◆ EXERCISE PROMPT: Pick out all lines in the listing holding the string "Read" and copy them.

[Stored records]
================================

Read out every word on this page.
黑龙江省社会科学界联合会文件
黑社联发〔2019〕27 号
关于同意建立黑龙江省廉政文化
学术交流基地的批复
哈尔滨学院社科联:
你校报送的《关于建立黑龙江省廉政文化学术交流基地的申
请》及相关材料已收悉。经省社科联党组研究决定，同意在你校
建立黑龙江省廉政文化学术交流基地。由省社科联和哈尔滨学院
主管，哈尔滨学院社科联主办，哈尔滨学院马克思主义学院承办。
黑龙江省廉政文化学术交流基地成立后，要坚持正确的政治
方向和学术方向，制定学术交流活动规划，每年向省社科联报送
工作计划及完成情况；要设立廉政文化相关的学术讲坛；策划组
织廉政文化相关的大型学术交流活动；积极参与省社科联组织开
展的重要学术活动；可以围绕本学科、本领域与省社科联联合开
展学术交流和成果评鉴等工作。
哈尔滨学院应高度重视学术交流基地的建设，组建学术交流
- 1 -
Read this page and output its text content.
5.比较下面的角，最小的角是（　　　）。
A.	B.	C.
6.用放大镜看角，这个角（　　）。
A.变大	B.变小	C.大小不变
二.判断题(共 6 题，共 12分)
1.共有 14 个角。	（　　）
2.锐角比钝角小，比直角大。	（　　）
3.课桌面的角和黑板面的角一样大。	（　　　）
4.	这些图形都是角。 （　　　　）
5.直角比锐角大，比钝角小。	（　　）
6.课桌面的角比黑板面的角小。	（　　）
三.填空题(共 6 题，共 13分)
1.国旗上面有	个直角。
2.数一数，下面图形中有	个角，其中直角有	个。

================================

◆ FINAL RESULT:
Read out every word on this page.
Read this page and output its text content.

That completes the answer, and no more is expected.